-- Begin Given data --

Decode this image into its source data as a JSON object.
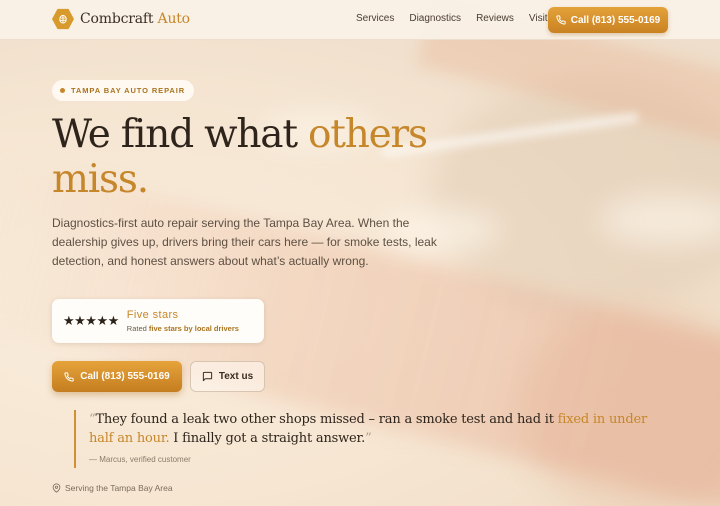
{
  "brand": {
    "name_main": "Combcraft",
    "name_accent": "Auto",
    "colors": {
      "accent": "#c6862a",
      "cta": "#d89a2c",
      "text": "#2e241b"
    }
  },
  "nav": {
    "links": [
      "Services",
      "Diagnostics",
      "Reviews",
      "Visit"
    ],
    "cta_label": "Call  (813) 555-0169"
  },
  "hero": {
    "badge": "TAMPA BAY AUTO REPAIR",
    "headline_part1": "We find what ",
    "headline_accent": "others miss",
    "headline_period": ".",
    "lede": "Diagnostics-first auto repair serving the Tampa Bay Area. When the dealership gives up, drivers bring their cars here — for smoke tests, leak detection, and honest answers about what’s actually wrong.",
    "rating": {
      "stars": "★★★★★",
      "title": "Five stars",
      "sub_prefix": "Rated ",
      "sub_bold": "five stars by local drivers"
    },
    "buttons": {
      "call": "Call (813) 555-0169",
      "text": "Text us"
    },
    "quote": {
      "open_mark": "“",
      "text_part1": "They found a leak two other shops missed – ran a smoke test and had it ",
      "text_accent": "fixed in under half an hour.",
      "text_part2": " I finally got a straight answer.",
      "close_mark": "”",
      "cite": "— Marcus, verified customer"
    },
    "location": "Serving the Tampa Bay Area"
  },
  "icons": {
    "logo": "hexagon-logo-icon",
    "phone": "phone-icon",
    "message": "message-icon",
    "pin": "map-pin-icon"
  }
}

-- End Given data --

Task requirements: Could you repeat all of the material exactly? Pictures should not be copied.

Response to the task:
Decode this image into its source data as a JSON object.
{
  "brand": {
    "name_main": "Combcraft",
    "name_accent": "Auto",
    "colors": {
      "accent": "#c6862a",
      "cta": "#d89a2c",
      "text": "#2e241b"
    }
  },
  "nav": {
    "links": [
      "Services",
      "Diagnostics",
      "Reviews",
      "Visit"
    ],
    "cta_label": "Call  (813) 555-0169"
  },
  "hero": {
    "badge": "TAMPA BAY AUTO REPAIR",
    "headline_part1": "We find what ",
    "headline_accent": "others miss",
    "headline_period": ".",
    "lede": "Diagnostics-first auto repair serving the Tampa Bay Area. When the dealership gives up, drivers bring their cars here — for smoke tests, leak detection, and honest answers about what’s actually wrong.",
    "rating": {
      "stars": "★★★★★",
      "title": "Five stars",
      "sub_prefix": "Rated ",
      "sub_bold": "five stars by local drivers"
    },
    "buttons": {
      "call": "Call (813) 555-0169",
      "text": "Text us"
    },
    "quote": {
      "open_mark": "“",
      "text_part1": "They found a leak two other shops missed – ran a smoke test and had it ",
      "text_accent": "fixed in under half an hour.",
      "text_part2": " I finally got a straight answer.",
      "close_mark": "”",
      "cite": "— Marcus, verified customer"
    },
    "location": "Serving the Tampa Bay Area"
  },
  "icons": {
    "logo": "hexagon-logo-icon",
    "phone": "phone-icon",
    "message": "message-icon",
    "pin": "map-pin-icon"
  }
}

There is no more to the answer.